[START RAW RECORDS]
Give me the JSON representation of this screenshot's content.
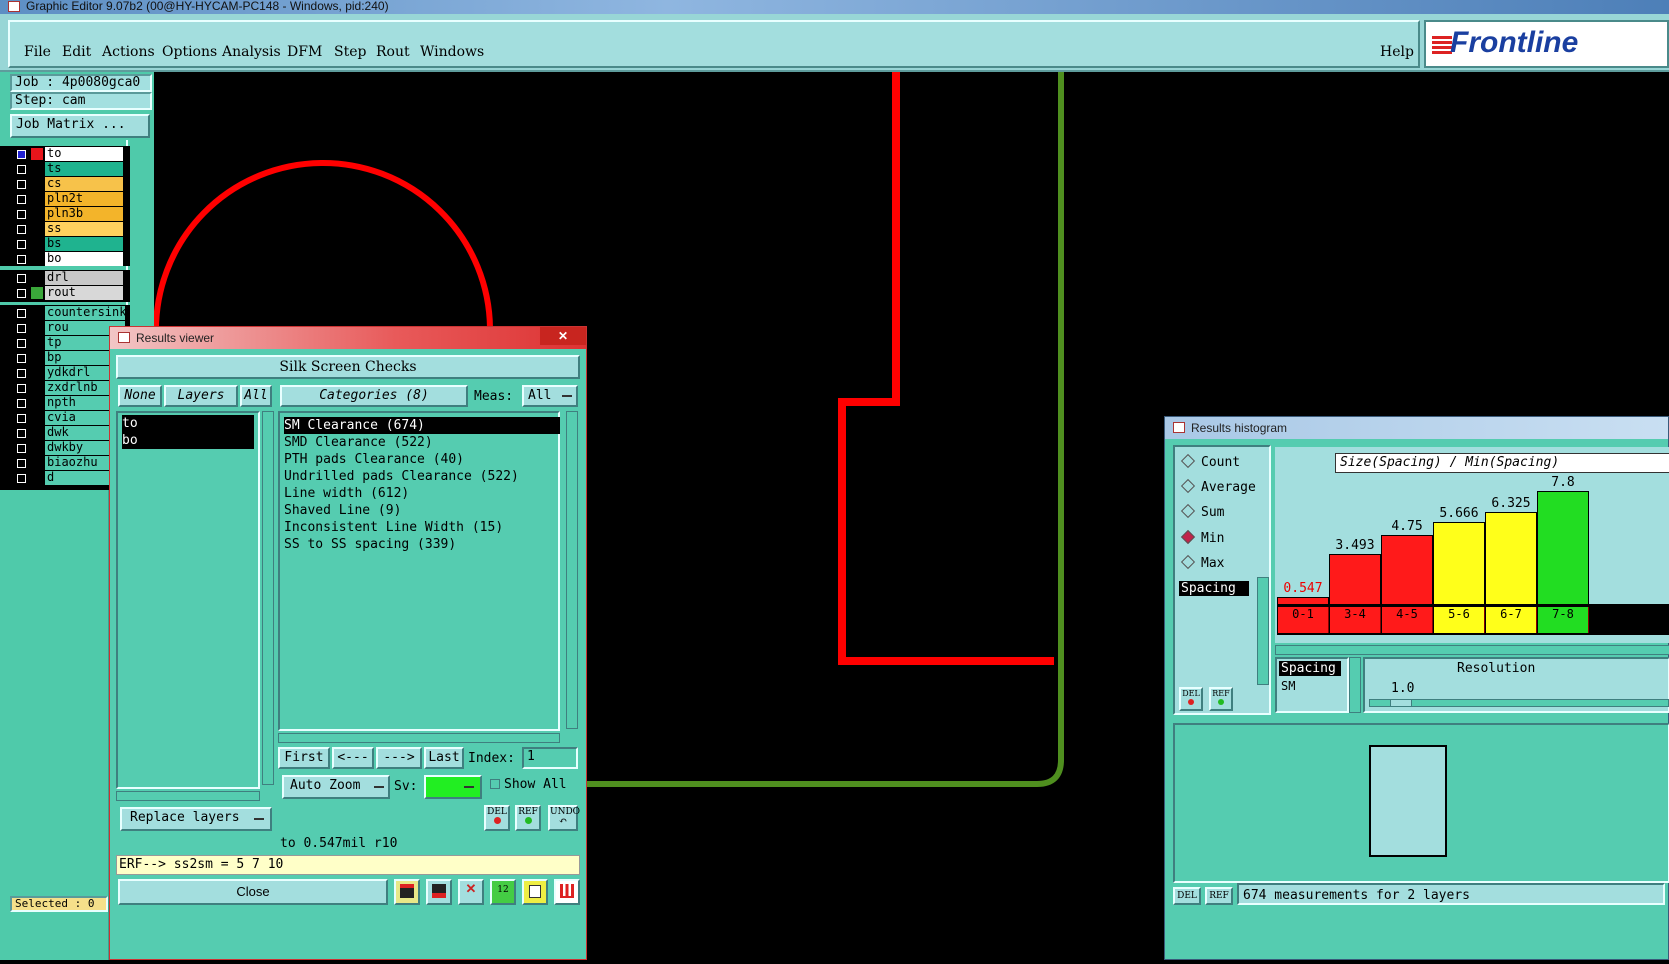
{
  "window_title": "Graphic Editor 9.07b2 (00@HY-HYCAM-PC148 - Windows, pid:240)",
  "menu": [
    "File",
    "Edit",
    "Actions",
    "Options",
    "Analysis",
    "DFM",
    "Step",
    "Rout",
    "Windows"
  ],
  "help_label": "Help",
  "logo_text": "Frontline",
  "job": {
    "job_label": "Job : 4p0080gca0",
    "step_label": "Step: cam",
    "matrix_button": "Job Matrix ..."
  },
  "layers": [
    {
      "name": "to",
      "color": "#ffffff",
      "swatch": "#e8151b",
      "active": true
    },
    {
      "name": "ts",
      "color": "#1fb38f",
      "swatch": ""
    },
    {
      "name": "cs",
      "color": "#f7c24a",
      "swatch": ""
    },
    {
      "name": "pln2t",
      "color": "#f3b42a",
      "swatch": ""
    },
    {
      "name": "pln3b",
      "color": "#f3b42a",
      "swatch": ""
    },
    {
      "name": "ss",
      "color": "#ffd15e",
      "swatch": ""
    },
    {
      "name": "bs",
      "color": "#1fb38f",
      "swatch": ""
    },
    {
      "name": "bo",
      "color": "#ffffff",
      "swatch": ""
    }
  ],
  "layers2": [
    {
      "name": "drl",
      "color": "#c8c8c8",
      "swatch": ""
    },
    {
      "name": "rout",
      "color": "#d8d8d8",
      "swatch": "#3aa63a"
    }
  ],
  "layers3": [
    "countersink",
    "rou",
    "tp",
    "bp",
    "ydkdrl",
    "zxdrlnb",
    "npth",
    "cvia",
    "dwk",
    "dwkby",
    "biaozhu",
    "d"
  ],
  "selected_label": "Selected : 0",
  "results_viewer": {
    "title": "Results viewer",
    "header": "Silk Screen Checks",
    "none_btn": "None",
    "layers_btn": "Layers",
    "all_btn": "All",
    "categories_btn": "Categories (8)",
    "meas_label": "Meas:",
    "meas_value": "All",
    "layer_list": [
      "to",
      "bo"
    ],
    "categories": [
      "SM Clearance (674)",
      "SMD Clearance (522)",
      "PTH pads Clearance (40)",
      "Undrilled pads Clearance (522)",
      "Line width (612)",
      "Shaved Line (9)",
      "Inconsistent Line Width (15)",
      "SS to SS spacing (339)"
    ],
    "first_btn": "First",
    "prev_btn": "<---",
    "next_btn": "--->",
    "last_btn": "Last",
    "index_label": "Index:",
    "index_value": "1",
    "auto_zoom": "Auto Zoom",
    "sv_label": "Sv:",
    "show_all": "Show All",
    "replace_layers": "Replace layers",
    "del_label": "DEL",
    "ref_label": "REF",
    "undo_label": "UNDO",
    "status_line": "to 0.547mil  r10",
    "erf_line": "ERF--> ss2sm = 5 7 10",
    "close_btn": "Close"
  },
  "histogram": {
    "title": "Results histogram",
    "modes": [
      "Count",
      "Average",
      "Sum",
      "Min",
      "Max"
    ],
    "selected_mode": "Min",
    "header": "Size(Spacing) / Min(Spacing)",
    "list_item": "Spacing",
    "list2_item": "Spacing",
    "list2_sub": "SM",
    "resolution_label": "Resolution",
    "resolution_value": "1.0",
    "footer": "674 measurements for 2 layers"
  },
  "chart_data": {
    "type": "bar",
    "categories": [
      "0-1",
      "3-4",
      "4-5",
      "5-6",
      "6-7",
      "7-8"
    ],
    "values": [
      0.547,
      3.493,
      4.75,
      5.666,
      6.325,
      7.8
    ],
    "value_labels": [
      "0.547",
      "3.493",
      "4.75",
      "5.666",
      "6.325",
      "7.8"
    ],
    "colors": [
      "#ff1a1a",
      "#ff1a1a",
      "#ff1a1a",
      "#ffff1a",
      "#ffff1a",
      "#22dd22"
    ],
    "title": "Size(Spacing) / Min(Spacing)"
  }
}
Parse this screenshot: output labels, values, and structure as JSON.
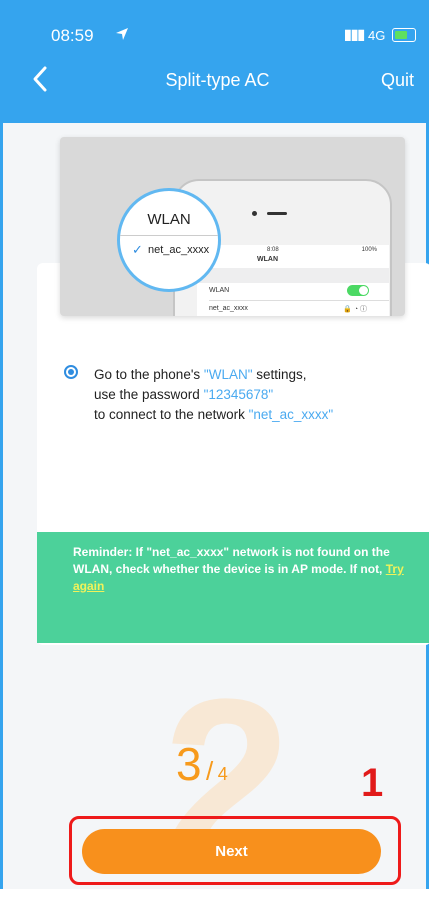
{
  "status_bar": {
    "time": "08:59",
    "network": "4G"
  },
  "nav": {
    "title": "Split-type AC",
    "quit_label": "Quit"
  },
  "illustration": {
    "magnifier_title": "WLAN",
    "magnifier_item": "net_ac_xxxx",
    "screen_time": "8:08",
    "screen_battery": "100%",
    "screen_title": "WLAN",
    "screen_row_wlan": "WLAN",
    "screen_row_network": "net_ac_xxxx"
  },
  "instruction": {
    "line1_prefix": "Go to the phone's ",
    "line1_highlight": "\"WLAN\"",
    "line1_suffix": " settings,",
    "line2_prefix": "use the password ",
    "line2_highlight": "\"12345678\"",
    "line3_prefix": "to connect to the network ",
    "line3_highlight": "\"net_ac_xxxx\""
  },
  "reminder": {
    "text": "Reminder: If \"net_ac_xxxx\" network is not found on the WLAN, check whether the device is in AP mode. If not, ",
    "link": "Try again"
  },
  "progress": {
    "current": "3",
    "separator": "/",
    "total": "4"
  },
  "footer": {
    "next_label": "Next"
  },
  "annotation": {
    "number": "1"
  },
  "colors": {
    "primary_blue": "#35a4ee",
    "highlight_blue": "#4aaaf0",
    "reminder_green": "#4cd19a",
    "next_orange": "#f8901c",
    "annotation_red": "#ee1a1a"
  }
}
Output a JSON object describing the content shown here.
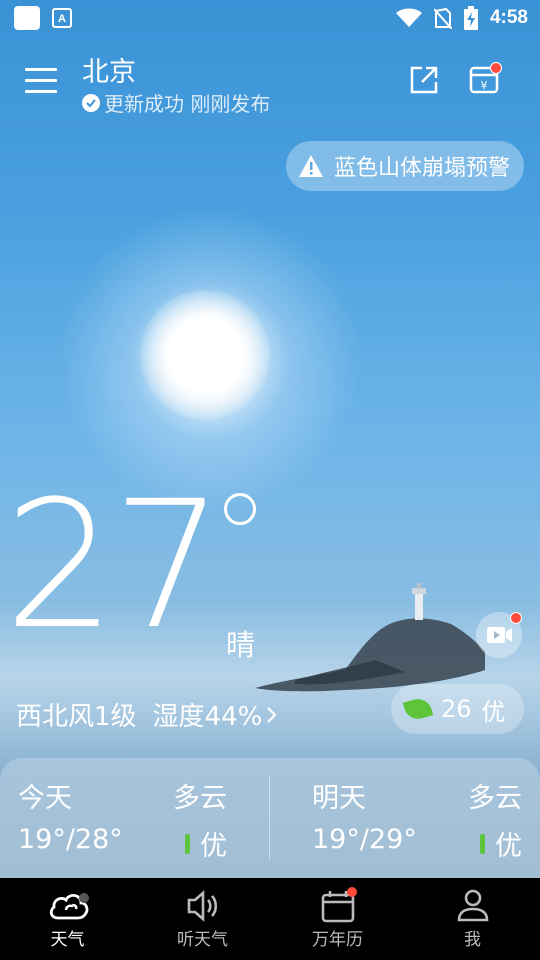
{
  "status_bar": {
    "time": "4:58",
    "icons": [
      "app-icon",
      "app-a-icon",
      "wifi-icon",
      "no-sim-icon",
      "battery-charging-icon"
    ]
  },
  "header": {
    "city": "北京",
    "update_status": "更新成功 刚刚发布",
    "icons": [
      "menu-icon",
      "share-icon",
      "calendar-bag-icon"
    ]
  },
  "alert": {
    "text": "蓝色山体崩塌预警",
    "icon": "warning-icon"
  },
  "current": {
    "temperature": "27",
    "condition": "晴",
    "wind": "西北风1级",
    "humidity": "湿度44%",
    "aqi_value": "26",
    "aqi_level": "优"
  },
  "forecast": [
    {
      "day": "今天",
      "condition": "多云",
      "temp_range": "19°/28°",
      "air_quality": "优"
    },
    {
      "day": "明天",
      "condition": "多云",
      "temp_range": "19°/29°",
      "air_quality": "优"
    }
  ],
  "nav": [
    {
      "label": "天气",
      "icon": "cloud-icon",
      "active": true
    },
    {
      "label": "听天气",
      "icon": "speaker-icon",
      "active": false
    },
    {
      "label": "万年历",
      "icon": "calendar-icon",
      "active": false
    },
    {
      "label": "我",
      "icon": "user-icon",
      "active": false
    }
  ],
  "colors": {
    "aqi_good": "#5ec53b",
    "badge": "#ff4a3d"
  }
}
[END RAW RECORDS]
Make an exact copy of the data above, pictures excluded.

Give me the JSON representation of this screenshot's content.
{
  "window_title": "Graphic Editor 9.07b2 (00@HY-HYCAM-PC148 - Windows, pid:240)",
  "menu": [
    "File",
    "Edit",
    "Actions",
    "Options",
    "Analysis",
    "DFM",
    "Step",
    "Rout",
    "Windows"
  ],
  "help_label": "Help",
  "logo_text": "Frontline",
  "job": {
    "job_label": "Job : 4p0080gca0",
    "step_label": "Step: cam",
    "matrix_button": "Job Matrix ..."
  },
  "layers": [
    {
      "name": "to",
      "color": "#ffffff",
      "swatch": "#e8151b",
      "active": true
    },
    {
      "name": "ts",
      "color": "#1fb38f",
      "swatch": ""
    },
    {
      "name": "cs",
      "color": "#f7c24a",
      "swatch": ""
    },
    {
      "name": "pln2t",
      "color": "#f3b42a",
      "swatch": ""
    },
    {
      "name": "pln3b",
      "color": "#f3b42a",
      "swatch": ""
    },
    {
      "name": "ss",
      "color": "#ffd15e",
      "swatch": ""
    },
    {
      "name": "bs",
      "color": "#1fb38f",
      "swatch": ""
    },
    {
      "name": "bo",
      "color": "#ffffff",
      "swatch": ""
    }
  ],
  "layers2": [
    {
      "name": "drl",
      "color": "#c8c8c8",
      "swatch": ""
    },
    {
      "name": "rout",
      "color": "#d8d8d8",
      "swatch": "#3aa63a"
    }
  ],
  "layers3": [
    "countersink",
    "rou",
    "tp",
    "bp",
    "ydkdrl",
    "zxdrlnb",
    "npth",
    "cvia",
    "dwk",
    "dwkby",
    "biaozhu",
    "d"
  ],
  "selected_label": "Selected : 0",
  "results_viewer": {
    "title": "Results viewer",
    "header": "Silk Screen Checks",
    "none_btn": "None",
    "layers_btn": "Layers",
    "all_btn": "All",
    "categories_btn": "Categories (8)",
    "meas_label": "Meas:",
    "meas_value": "All",
    "layer_list": [
      "to",
      "bo"
    ],
    "categories": [
      "SM Clearance (674)",
      "SMD Clearance (522)",
      "PTH pads Clearance (40)",
      "Undrilled pads Clearance (522)",
      "Line width (612)",
      "Shaved Line (9)",
      "Inconsistent Line Width (15)",
      "SS to SS spacing (339)"
    ],
    "first_btn": "First",
    "prev_btn": "<---",
    "next_btn": "--->",
    "last_btn": "Last",
    "index_label": "Index:",
    "index_value": "1",
    "auto_zoom": "Auto Zoom",
    "sv_label": "Sv:",
    "show_all": "Show All",
    "replace_layers": "Replace layers",
    "del_label": "DEL",
    "ref_label": "REF",
    "undo_label": "UNDO",
    "status_line": "to 0.547mil  r10",
    "erf_line": "ERF--> ss2sm = 5 7 10",
    "close_btn": "Close"
  },
  "histogram": {
    "title": "Results histogram",
    "modes": [
      "Count",
      "Average",
      "Sum",
      "Min",
      "Max"
    ],
    "selected_mode": "Min",
    "header": "Size(Spacing) / Min(Spacing)",
    "list_item": "Spacing",
    "list2_item": "Spacing",
    "list2_sub": "SM",
    "resolution_label": "Resolution",
    "resolution_value": "1.0",
    "footer": "674 measurements for 2 layers"
  },
  "chart_data": {
    "type": "bar",
    "categories": [
      "0-1",
      "3-4",
      "4-5",
      "5-6",
      "6-7",
      "7-8"
    ],
    "values": [
      0.547,
      3.493,
      4.75,
      5.666,
      6.325,
      7.8
    ],
    "value_labels": [
      "0.547",
      "3.493",
      "4.75",
      "5.666",
      "6.325",
      "7.8"
    ],
    "colors": [
      "#ff1a1a",
      "#ff1a1a",
      "#ff1a1a",
      "#ffff1a",
      "#ffff1a",
      "#22dd22"
    ],
    "title": "Size(Spacing) / Min(Spacing)"
  }
}
Parse this screenshot: output labels, values, and structure as JSON.
{
  "status_bar": {
    "time": "08:59",
    "network": "4G"
  },
  "nav": {
    "title": "Split-type AC",
    "quit_label": "Quit"
  },
  "illustration": {
    "magnifier_title": "WLAN",
    "magnifier_item": "net_ac_xxxx",
    "screen_time": "8:08",
    "screen_battery": "100%",
    "screen_title": "WLAN",
    "screen_row_wlan": "WLAN",
    "screen_row_network": "net_ac_xxxx"
  },
  "instruction": {
    "line1_prefix": "Go to the phone's ",
    "line1_highlight": "\"WLAN\"",
    "line1_suffix": " settings,",
    "line2_prefix": "use the password ",
    "line2_highlight": "\"12345678\"",
    "line3_prefix": "to connect to the network ",
    "line3_highlight": "\"net_ac_xxxx\""
  },
  "reminder": {
    "text": "Reminder: If \"net_ac_xxxx\" network is not found on the WLAN, check whether the device is in AP mode. If not, ",
    "link": "Try again"
  },
  "progress": {
    "current": "3",
    "separator": "/",
    "total": "4"
  },
  "footer": {
    "next_label": "Next"
  },
  "annotation": {
    "number": "1"
  },
  "colors": {
    "primary_blue": "#35a4ee",
    "highlight_blue": "#4aaaf0",
    "reminder_green": "#4cd19a",
    "next_orange": "#f8901c",
    "annotation_red": "#ee1a1a"
  }
}
Output a JSON object describing the content shown here.
{
  "status_bar": {
    "time": "4:58",
    "icons": [
      "app-icon",
      "app-a-icon",
      "wifi-icon",
      "no-sim-icon",
      "battery-charging-icon"
    ]
  },
  "header": {
    "city": "北京",
    "update_status": "更新成功 刚刚发布",
    "icons": [
      "menu-icon",
      "share-icon",
      "calendar-bag-icon"
    ]
  },
  "alert": {
    "text": "蓝色山体崩塌预警",
    "icon": "warning-icon"
  },
  "current": {
    "temperature": "27",
    "condition": "晴",
    "wind": "西北风1级",
    "humidity": "湿度44%",
    "aqi_value": "26",
    "aqi_level": "优"
  },
  "forecast": [
    {
      "day": "今天",
      "condition": "多云",
      "temp_range": "19°/28°",
      "air_quality": "优"
    },
    {
      "day": "明天",
      "condition": "多云",
      "temp_range": "19°/29°",
      "air_quality": "优"
    }
  ],
  "nav": [
    {
      "label": "天气",
      "icon": "cloud-icon",
      "active": true
    },
    {
      "label": "听天气",
      "icon": "speaker-icon",
      "active": false
    },
    {
      "label": "万年历",
      "icon": "calendar-icon",
      "active": false
    },
    {
      "label": "我",
      "icon": "user-icon",
      "active": false
    }
  ],
  "colors": {
    "aqi_good": "#5ec53b",
    "badge": "#ff4a3d"
  }
}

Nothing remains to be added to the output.